REQUIRED TASK: Copy down all of the data underneath, exactly as shown.

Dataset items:
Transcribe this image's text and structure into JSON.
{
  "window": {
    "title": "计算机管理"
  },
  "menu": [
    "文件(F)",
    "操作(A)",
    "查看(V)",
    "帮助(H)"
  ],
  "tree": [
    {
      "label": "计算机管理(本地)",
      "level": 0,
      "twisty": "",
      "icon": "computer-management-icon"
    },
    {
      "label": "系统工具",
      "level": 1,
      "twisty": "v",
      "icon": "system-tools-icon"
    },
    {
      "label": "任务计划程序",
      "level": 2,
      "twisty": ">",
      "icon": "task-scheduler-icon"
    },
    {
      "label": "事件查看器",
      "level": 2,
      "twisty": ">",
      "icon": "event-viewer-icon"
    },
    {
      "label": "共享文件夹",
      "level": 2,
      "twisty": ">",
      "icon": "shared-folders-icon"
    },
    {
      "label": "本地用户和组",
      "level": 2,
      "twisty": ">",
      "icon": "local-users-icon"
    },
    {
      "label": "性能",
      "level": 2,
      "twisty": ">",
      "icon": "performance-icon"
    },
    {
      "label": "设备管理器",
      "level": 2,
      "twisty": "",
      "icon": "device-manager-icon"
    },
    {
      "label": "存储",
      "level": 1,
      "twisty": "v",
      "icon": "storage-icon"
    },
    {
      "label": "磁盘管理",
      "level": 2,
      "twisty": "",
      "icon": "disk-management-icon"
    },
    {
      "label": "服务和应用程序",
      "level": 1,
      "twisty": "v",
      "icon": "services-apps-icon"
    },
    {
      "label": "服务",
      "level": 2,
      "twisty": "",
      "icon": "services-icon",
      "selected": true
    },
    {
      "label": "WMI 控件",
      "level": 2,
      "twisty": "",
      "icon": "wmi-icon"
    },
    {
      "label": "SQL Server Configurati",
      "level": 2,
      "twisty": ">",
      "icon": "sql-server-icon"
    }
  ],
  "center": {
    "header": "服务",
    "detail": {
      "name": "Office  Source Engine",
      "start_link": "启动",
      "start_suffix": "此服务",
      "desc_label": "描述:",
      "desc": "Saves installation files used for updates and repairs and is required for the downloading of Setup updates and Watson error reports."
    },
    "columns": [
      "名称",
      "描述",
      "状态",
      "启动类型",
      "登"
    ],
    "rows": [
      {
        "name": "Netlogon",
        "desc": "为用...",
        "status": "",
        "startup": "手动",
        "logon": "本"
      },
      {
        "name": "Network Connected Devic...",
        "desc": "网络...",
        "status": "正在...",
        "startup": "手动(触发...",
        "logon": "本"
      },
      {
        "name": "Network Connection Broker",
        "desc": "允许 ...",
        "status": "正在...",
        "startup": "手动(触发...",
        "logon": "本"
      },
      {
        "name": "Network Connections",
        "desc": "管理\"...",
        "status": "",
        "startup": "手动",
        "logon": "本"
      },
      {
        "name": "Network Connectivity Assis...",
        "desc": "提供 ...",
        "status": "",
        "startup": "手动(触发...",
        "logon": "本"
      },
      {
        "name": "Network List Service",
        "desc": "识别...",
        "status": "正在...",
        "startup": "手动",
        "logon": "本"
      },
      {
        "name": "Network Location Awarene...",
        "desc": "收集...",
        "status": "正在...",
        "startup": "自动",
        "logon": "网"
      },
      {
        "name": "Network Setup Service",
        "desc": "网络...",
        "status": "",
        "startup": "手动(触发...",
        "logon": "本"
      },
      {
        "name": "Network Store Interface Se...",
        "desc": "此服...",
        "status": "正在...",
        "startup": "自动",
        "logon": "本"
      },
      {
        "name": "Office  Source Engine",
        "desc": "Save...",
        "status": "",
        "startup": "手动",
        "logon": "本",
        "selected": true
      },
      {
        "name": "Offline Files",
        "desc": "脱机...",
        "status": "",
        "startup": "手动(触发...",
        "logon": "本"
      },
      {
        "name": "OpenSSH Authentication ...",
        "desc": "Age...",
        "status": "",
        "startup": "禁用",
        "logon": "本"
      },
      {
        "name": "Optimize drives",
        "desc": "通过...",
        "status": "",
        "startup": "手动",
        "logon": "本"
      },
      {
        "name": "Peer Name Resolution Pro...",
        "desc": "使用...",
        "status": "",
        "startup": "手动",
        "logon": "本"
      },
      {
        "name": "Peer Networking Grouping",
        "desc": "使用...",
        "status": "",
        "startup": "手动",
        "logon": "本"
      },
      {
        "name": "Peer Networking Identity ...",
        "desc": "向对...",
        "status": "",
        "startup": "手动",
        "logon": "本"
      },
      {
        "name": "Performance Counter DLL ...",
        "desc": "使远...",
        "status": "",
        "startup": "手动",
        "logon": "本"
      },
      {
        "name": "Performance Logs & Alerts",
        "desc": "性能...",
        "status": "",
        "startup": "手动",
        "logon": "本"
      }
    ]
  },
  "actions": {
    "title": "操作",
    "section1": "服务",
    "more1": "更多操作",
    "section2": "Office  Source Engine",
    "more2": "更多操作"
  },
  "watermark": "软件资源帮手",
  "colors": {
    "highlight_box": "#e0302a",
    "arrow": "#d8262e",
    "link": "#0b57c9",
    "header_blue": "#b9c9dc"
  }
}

RESPONSE TO THIS TASK:
Transcribe this image's text and structure into JSON.
{
  "window": {
    "title": "计算机管理"
  },
  "menu": [
    "文件(F)",
    "操作(A)",
    "查看(V)",
    "帮助(H)"
  ],
  "tree": [
    {
      "label": "计算机管理(本地)",
      "level": 0,
      "twisty": "",
      "icon": "computer-management-icon"
    },
    {
      "label": "系统工具",
      "level": 1,
      "twisty": "v",
      "icon": "system-tools-icon"
    },
    {
      "label": "任务计划程序",
      "level": 2,
      "twisty": ">",
      "icon": "task-scheduler-icon"
    },
    {
      "label": "事件查看器",
      "level": 2,
      "twisty": ">",
      "icon": "event-viewer-icon"
    },
    {
      "label": "共享文件夹",
      "level": 2,
      "twisty": ">",
      "icon": "shared-folders-icon"
    },
    {
      "label": "本地用户和组",
      "level": 2,
      "twisty": ">",
      "icon": "local-users-icon"
    },
    {
      "label": "性能",
      "level": 2,
      "twisty": ">",
      "icon": "performance-icon"
    },
    {
      "label": "设备管理器",
      "level": 2,
      "twisty": "",
      "icon": "device-manager-icon"
    },
    {
      "label": "存储",
      "level": 1,
      "twisty": "v",
      "icon": "storage-icon"
    },
    {
      "label": "磁盘管理",
      "level": 2,
      "twisty": "",
      "icon": "disk-management-icon"
    },
    {
      "label": "服务和应用程序",
      "level": 1,
      "twisty": "v",
      "icon": "services-apps-icon"
    },
    {
      "label": "服务",
      "level": 2,
      "twisty": "",
      "icon": "services-icon",
      "selected": true
    },
    {
      "label": "WMI 控件",
      "level": 2,
      "twisty": "",
      "icon": "wmi-icon"
    },
    {
      "label": "SQL Server Configurati",
      "level": 2,
      "twisty": ">",
      "icon": "sql-server-icon"
    }
  ],
  "center": {
    "header": "服务",
    "detail": {
      "name": "Office  Source Engine",
      "start_link": "启动",
      "start_suffix": "此服务",
      "desc_label": "描述:",
      "desc": "Saves installation files used for updates and repairs and is required for the downloading of Setup updates and Watson error reports."
    },
    "columns": [
      "名称",
      "描述",
      "状态",
      "启动类型",
      "登"
    ],
    "rows": [
      {
        "name": "Netlogon",
        "desc": "为用...",
        "status": "",
        "startup": "手动",
        "logon": "本"
      },
      {
        "name": "Network Connected Devic...",
        "desc": "网络...",
        "status": "正在...",
        "startup": "手动(触发...",
        "logon": "本"
      },
      {
        "name": "Network Connection Broker",
        "desc": "允许 ...",
        "status": "正在...",
        "startup": "手动(触发...",
        "logon": "本"
      },
      {
        "name": "Network Connections",
        "desc": "管理\"...",
        "status": "",
        "startup": "手动",
        "logon": "本"
      },
      {
        "name": "Network Connectivity Assis...",
        "desc": "提供 ...",
        "status": "",
        "startup": "手动(触发...",
        "logon": "本"
      },
      {
        "name": "Network List Service",
        "desc": "识别...",
        "status": "正在...",
        "startup": "手动",
        "logon": "本"
      },
      {
        "name": "Network Location Awarene...",
        "desc": "收集...",
        "status": "正在...",
        "startup": "自动",
        "logon": "网"
      },
      {
        "name": "Network Setup Service",
        "desc": "网络...",
        "status": "",
        "startup": "手动(触发...",
        "logon": "本"
      },
      {
        "name": "Network Store Interface Se...",
        "desc": "此服...",
        "status": "正在...",
        "startup": "自动",
        "logon": "本"
      },
      {
        "name": "Office  Source Engine",
        "desc": "Save...",
        "status": "",
        "startup": "手动",
        "logon": "本",
        "selected": true
      },
      {
        "name": "Offline Files",
        "desc": "脱机...",
        "status": "",
        "startup": "手动(触发...",
        "logon": "本"
      },
      {
        "name": "OpenSSH Authentication ...",
        "desc": "Age...",
        "status": "",
        "startup": "禁用",
        "logon": "本"
      },
      {
        "name": "Optimize drives",
        "desc": "通过...",
        "status": "",
        "startup": "手动",
        "logon": "本"
      },
      {
        "name": "Peer Name Resolution Pro...",
        "desc": "使用...",
        "status": "",
        "startup": "手动",
        "logon": "本"
      },
      {
        "name": "Peer Networking Grouping",
        "desc": "使用...",
        "status": "",
        "startup": "手动",
        "logon": "本"
      },
      {
        "name": "Peer Networking Identity ...",
        "desc": "向对...",
        "status": "",
        "startup": "手动",
        "logon": "本"
      },
      {
        "name": "Performance Counter DLL ...",
        "desc": "使远...",
        "status": "",
        "startup": "手动",
        "logon": "本"
      },
      {
        "name": "Performance Logs & Alerts",
        "desc": "性能...",
        "status": "",
        "startup": "手动",
        "logon": "本"
      }
    ]
  },
  "actions": {
    "title": "操作",
    "section1": "服务",
    "more1": "更多操作",
    "section2": "Office  Source Engine",
    "more2": "更多操作"
  },
  "watermark": "软件资源帮手",
  "colors": {
    "highlight_box": "#e0302a",
    "arrow": "#d8262e",
    "link": "#0b57c9",
    "header_blue": "#b9c9dc"
  }
}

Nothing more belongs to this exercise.